• [WHAT YOU NEED TO DO] Within the data below, state how many lines contain the string "width". Provide the number only.

• [SUPPLIED INFORMATION]
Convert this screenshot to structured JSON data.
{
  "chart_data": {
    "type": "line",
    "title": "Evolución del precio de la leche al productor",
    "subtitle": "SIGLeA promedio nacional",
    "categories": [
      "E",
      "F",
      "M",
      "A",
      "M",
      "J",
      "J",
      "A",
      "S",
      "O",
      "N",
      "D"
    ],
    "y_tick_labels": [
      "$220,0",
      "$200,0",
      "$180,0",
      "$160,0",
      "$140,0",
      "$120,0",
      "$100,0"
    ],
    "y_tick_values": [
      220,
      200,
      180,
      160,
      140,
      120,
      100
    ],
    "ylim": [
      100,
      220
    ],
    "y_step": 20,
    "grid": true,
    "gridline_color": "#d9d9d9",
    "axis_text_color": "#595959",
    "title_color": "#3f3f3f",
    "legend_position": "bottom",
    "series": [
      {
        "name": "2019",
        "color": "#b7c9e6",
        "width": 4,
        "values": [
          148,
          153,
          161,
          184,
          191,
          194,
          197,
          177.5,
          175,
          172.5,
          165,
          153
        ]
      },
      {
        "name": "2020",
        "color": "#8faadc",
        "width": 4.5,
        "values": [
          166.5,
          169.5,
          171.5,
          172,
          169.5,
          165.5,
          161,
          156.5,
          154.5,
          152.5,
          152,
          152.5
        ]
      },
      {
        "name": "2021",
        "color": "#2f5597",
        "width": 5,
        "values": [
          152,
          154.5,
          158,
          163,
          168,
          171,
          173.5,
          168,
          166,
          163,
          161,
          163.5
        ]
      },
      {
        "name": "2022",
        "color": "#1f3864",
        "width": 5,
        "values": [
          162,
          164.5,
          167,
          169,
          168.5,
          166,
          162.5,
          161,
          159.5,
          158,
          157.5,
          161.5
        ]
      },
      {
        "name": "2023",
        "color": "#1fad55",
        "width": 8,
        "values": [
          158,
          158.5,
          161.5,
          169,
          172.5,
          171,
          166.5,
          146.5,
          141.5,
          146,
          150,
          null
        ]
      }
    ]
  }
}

• [TASK RESPONSE] 5